▶ Part of a data file
--- Start ---

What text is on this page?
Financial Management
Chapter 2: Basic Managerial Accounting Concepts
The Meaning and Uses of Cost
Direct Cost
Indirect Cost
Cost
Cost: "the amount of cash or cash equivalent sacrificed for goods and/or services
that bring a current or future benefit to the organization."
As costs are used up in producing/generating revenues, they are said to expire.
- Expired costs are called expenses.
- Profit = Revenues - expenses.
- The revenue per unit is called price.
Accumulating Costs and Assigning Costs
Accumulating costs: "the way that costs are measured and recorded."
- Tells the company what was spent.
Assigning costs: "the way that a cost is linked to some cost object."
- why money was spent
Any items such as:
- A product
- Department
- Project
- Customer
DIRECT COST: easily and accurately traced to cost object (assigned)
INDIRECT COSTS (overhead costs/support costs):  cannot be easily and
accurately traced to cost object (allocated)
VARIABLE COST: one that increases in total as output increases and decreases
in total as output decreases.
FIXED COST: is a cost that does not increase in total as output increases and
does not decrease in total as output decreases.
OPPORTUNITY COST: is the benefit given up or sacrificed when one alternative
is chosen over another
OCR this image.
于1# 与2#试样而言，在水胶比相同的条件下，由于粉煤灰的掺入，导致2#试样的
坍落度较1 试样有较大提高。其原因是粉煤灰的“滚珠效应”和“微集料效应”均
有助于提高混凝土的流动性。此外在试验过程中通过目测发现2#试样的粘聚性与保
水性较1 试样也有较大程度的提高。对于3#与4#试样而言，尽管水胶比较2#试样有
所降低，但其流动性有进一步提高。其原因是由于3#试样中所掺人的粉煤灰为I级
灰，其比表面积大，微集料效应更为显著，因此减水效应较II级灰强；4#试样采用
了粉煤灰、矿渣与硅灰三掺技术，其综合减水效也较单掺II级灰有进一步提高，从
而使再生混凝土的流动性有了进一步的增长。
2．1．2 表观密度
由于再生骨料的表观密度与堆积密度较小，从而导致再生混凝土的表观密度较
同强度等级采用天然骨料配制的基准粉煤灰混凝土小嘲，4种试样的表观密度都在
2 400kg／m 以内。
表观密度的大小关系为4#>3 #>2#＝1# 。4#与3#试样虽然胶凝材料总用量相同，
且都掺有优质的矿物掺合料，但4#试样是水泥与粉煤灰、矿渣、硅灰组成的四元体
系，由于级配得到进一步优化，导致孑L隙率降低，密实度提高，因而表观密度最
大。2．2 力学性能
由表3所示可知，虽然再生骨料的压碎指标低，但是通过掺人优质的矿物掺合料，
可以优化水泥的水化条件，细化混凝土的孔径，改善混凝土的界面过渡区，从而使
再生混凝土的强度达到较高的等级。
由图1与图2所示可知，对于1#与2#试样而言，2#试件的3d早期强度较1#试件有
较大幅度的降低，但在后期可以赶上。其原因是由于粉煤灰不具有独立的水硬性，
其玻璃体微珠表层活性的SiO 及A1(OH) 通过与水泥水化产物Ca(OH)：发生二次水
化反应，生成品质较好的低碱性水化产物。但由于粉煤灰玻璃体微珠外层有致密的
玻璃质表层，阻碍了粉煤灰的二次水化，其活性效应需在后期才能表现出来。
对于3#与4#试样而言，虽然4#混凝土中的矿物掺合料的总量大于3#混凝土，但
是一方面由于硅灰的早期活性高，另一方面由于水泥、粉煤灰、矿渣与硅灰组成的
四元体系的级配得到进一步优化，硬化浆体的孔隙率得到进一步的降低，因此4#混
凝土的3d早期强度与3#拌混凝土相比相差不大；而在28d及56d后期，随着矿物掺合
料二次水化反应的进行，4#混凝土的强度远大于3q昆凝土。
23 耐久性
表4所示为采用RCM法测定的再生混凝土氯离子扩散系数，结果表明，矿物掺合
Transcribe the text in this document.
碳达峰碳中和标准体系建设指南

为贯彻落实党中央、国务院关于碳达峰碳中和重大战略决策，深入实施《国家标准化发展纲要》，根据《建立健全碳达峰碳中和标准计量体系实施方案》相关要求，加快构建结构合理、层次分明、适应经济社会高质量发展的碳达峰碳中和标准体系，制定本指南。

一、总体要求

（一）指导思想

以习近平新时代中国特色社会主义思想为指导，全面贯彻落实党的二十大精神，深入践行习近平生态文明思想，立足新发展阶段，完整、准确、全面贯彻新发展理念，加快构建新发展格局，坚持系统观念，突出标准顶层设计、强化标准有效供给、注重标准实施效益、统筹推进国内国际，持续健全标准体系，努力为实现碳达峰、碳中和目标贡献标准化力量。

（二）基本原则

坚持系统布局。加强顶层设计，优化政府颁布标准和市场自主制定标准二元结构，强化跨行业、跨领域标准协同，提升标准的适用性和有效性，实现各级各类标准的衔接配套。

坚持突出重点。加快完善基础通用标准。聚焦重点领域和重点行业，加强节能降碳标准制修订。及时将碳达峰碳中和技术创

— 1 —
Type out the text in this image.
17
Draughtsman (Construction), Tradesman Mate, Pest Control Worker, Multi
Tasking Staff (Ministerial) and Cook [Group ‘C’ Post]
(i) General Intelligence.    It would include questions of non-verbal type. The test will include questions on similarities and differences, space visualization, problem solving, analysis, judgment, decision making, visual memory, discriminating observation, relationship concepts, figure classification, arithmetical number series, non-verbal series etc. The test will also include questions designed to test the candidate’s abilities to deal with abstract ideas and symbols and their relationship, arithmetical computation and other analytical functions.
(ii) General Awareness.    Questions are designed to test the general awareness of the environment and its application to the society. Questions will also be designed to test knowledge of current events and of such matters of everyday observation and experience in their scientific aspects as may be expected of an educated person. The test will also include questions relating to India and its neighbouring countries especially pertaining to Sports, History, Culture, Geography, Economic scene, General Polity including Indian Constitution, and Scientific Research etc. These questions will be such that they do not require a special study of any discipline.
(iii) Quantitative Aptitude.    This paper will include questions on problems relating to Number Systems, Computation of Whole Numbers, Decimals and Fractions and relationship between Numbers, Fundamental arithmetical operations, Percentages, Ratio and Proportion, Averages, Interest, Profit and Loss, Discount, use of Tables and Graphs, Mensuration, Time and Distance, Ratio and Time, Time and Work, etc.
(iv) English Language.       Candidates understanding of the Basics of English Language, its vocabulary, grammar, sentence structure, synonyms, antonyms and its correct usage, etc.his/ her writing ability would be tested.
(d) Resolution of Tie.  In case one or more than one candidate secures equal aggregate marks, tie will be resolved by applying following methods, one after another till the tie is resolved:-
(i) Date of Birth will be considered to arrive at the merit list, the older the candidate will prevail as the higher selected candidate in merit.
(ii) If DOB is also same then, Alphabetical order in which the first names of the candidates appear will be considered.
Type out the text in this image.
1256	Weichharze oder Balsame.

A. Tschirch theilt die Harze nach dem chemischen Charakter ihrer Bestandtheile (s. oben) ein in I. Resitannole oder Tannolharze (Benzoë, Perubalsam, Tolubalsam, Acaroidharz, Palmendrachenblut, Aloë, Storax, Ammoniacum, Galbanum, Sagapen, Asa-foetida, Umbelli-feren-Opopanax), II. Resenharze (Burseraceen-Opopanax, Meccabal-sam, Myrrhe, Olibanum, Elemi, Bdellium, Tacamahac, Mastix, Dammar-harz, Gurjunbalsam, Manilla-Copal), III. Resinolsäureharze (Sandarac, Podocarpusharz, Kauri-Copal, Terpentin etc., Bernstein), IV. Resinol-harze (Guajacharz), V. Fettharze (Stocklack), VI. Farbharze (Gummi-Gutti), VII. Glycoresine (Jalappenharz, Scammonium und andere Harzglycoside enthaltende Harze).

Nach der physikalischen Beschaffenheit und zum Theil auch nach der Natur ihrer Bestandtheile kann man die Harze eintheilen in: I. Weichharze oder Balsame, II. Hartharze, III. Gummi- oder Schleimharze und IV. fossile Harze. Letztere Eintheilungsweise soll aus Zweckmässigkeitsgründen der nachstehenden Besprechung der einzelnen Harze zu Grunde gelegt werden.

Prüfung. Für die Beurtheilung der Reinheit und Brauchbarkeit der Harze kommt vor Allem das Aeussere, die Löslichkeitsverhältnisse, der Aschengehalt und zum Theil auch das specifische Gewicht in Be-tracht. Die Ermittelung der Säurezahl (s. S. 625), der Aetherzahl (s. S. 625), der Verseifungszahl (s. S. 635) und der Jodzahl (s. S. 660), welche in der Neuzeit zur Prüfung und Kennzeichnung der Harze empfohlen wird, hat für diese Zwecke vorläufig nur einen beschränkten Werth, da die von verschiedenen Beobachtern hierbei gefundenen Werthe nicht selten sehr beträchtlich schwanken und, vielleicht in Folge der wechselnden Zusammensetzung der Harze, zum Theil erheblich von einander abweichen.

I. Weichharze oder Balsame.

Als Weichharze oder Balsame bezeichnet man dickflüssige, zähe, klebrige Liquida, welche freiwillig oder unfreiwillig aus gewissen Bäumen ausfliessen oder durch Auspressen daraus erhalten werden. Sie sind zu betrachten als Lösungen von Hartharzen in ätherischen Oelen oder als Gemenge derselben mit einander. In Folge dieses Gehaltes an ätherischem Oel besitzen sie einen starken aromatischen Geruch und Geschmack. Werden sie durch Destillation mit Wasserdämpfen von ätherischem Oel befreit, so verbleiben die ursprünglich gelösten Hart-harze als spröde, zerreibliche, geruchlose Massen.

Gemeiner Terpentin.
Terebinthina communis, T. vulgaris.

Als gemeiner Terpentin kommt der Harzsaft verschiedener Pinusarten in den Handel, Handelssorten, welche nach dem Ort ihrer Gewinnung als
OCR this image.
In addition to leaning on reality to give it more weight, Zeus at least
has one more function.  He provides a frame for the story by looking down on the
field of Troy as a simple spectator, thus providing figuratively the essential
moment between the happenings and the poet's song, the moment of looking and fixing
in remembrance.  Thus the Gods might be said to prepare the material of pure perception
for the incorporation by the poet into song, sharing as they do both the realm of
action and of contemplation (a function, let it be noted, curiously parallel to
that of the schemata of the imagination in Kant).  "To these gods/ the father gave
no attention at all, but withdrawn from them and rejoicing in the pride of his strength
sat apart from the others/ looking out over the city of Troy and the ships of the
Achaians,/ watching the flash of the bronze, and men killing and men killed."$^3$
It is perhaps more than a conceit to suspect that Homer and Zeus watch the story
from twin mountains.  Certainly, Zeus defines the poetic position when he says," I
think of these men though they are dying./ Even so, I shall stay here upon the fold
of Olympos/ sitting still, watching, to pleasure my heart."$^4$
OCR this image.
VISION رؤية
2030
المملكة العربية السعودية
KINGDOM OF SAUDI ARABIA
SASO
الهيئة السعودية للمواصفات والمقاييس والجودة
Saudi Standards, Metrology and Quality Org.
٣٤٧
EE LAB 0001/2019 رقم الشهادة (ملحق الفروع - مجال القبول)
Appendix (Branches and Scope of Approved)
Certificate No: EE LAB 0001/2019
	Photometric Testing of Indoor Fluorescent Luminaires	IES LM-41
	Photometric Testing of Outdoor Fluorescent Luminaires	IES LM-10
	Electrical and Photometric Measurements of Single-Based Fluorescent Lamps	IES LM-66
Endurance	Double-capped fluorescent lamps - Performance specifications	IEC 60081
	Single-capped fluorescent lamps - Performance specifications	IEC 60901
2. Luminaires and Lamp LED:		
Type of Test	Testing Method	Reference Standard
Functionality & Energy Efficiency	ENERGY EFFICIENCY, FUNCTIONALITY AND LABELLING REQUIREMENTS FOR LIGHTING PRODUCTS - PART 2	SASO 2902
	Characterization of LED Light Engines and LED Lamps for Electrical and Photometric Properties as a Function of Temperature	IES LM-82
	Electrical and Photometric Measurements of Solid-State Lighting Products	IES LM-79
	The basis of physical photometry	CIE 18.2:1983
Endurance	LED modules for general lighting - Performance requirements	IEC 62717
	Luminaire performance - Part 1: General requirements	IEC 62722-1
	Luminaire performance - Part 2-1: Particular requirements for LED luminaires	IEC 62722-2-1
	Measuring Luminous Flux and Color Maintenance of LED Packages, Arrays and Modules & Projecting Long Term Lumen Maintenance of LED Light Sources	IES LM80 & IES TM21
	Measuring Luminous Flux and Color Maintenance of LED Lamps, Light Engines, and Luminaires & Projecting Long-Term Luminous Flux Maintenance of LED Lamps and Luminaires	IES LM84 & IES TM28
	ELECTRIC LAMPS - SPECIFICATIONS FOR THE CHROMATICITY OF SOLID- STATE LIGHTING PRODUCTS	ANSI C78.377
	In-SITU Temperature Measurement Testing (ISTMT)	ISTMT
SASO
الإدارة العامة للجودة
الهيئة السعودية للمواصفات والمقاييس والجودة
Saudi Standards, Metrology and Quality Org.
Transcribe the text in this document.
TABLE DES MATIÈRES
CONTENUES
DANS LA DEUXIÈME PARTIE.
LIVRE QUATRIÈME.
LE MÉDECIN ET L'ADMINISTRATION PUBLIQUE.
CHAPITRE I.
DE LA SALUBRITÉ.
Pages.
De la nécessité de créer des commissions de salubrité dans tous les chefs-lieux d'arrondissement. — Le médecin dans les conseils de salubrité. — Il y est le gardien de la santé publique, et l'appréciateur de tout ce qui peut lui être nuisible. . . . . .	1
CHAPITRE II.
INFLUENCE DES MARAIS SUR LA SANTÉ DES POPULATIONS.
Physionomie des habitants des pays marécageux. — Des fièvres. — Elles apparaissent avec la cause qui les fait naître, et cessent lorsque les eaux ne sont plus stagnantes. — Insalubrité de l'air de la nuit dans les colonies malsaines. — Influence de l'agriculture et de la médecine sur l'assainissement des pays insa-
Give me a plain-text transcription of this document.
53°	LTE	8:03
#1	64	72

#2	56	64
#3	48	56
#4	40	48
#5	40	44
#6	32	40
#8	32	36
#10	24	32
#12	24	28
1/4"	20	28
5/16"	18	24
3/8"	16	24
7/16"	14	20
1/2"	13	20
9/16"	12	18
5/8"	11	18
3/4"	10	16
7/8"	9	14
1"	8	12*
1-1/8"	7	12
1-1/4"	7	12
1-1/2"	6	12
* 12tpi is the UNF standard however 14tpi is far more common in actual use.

--- End ---

▶ Given instruction
Reply with nothing but the number of lines that contain the word "arithmetical".

▶ Final result
2